======== Material provided

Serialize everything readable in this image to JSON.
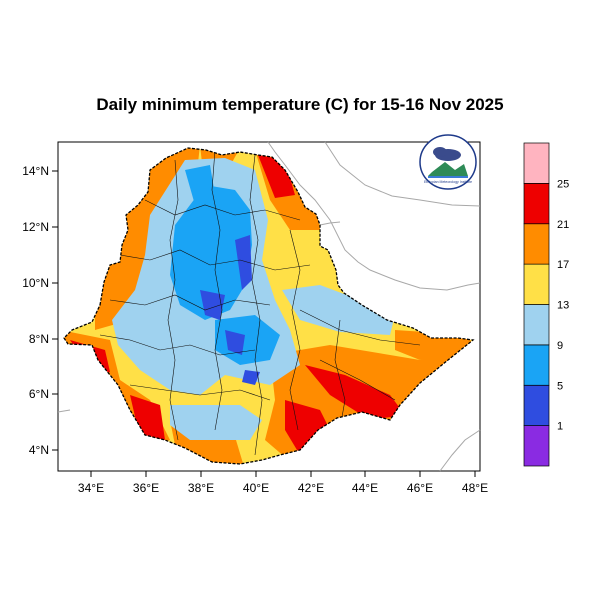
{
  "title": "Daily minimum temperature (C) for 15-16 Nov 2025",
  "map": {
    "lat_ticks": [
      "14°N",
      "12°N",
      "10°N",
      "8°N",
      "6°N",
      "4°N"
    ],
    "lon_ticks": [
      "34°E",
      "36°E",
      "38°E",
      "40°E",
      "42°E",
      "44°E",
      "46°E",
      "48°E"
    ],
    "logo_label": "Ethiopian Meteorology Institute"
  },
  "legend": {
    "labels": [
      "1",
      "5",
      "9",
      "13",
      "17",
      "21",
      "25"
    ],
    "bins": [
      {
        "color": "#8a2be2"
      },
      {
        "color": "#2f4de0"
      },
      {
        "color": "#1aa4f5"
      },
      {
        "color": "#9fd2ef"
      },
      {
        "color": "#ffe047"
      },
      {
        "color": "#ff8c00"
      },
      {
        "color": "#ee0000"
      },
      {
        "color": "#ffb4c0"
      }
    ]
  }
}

================
======== Material provided

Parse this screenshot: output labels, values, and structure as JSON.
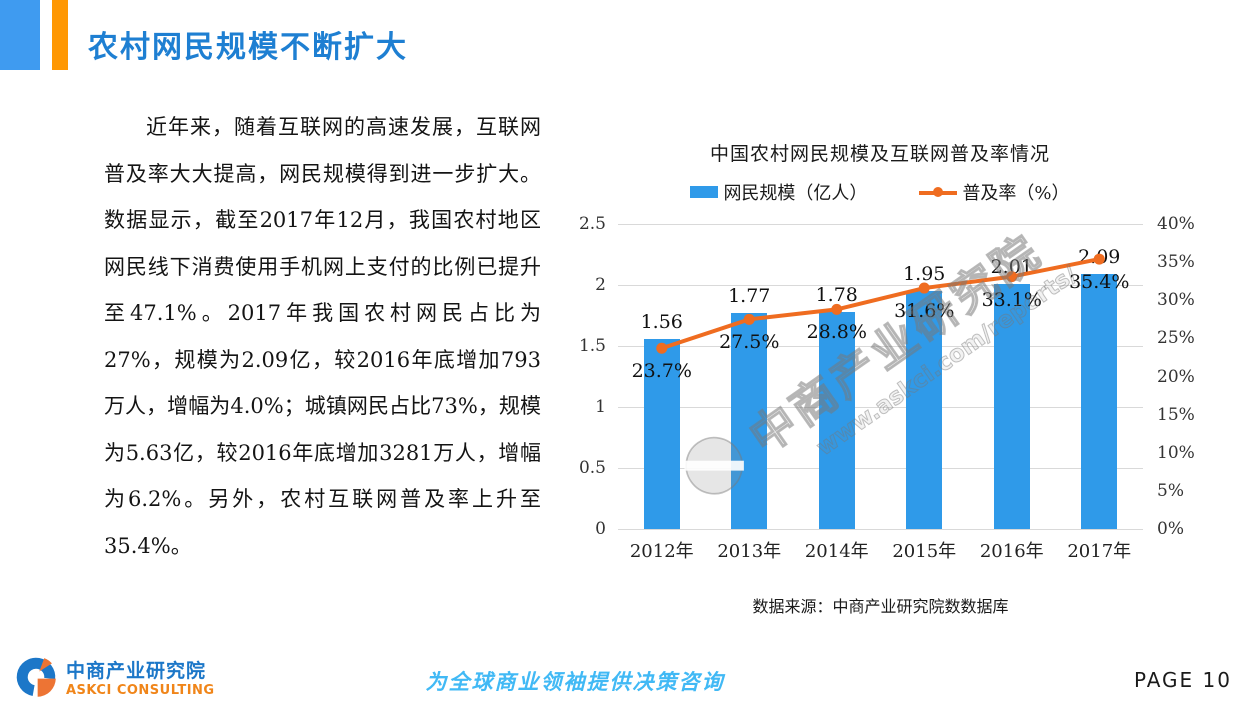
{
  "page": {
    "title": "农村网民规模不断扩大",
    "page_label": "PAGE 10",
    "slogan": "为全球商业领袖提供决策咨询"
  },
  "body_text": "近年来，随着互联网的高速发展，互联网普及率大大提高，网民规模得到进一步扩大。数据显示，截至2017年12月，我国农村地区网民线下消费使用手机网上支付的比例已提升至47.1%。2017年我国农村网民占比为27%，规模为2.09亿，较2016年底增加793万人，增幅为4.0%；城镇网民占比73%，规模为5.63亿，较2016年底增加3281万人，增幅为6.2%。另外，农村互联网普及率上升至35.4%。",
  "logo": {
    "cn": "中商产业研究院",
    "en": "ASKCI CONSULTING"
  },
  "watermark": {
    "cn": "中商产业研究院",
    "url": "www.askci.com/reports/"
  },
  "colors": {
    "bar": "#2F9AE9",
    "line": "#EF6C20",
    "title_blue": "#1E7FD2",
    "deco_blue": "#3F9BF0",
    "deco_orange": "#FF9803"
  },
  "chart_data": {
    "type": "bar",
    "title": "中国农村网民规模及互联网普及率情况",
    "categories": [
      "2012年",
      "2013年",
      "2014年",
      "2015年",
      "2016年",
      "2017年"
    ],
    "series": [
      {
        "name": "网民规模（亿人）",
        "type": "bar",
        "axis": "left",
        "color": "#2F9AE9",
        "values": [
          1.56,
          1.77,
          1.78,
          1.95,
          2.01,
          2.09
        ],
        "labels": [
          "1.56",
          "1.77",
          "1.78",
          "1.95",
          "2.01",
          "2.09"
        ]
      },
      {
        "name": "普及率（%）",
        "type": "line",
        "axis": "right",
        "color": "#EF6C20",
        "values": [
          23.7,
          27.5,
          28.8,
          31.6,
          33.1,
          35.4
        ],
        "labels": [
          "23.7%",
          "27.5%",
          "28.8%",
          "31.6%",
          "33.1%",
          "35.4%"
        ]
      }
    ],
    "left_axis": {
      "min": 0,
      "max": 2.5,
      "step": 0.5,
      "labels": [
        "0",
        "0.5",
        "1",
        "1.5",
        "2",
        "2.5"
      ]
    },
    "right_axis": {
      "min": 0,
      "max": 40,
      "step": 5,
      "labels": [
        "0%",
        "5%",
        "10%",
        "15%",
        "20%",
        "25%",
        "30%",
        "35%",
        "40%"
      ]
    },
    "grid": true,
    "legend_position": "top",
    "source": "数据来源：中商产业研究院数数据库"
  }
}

================

• Problem to work on
Copy every line above in which the string "this" shows up.

• Final result
Serialize everything readable in this image to JSON.
Parse this screenshot: output labels, values, and structure as JSON.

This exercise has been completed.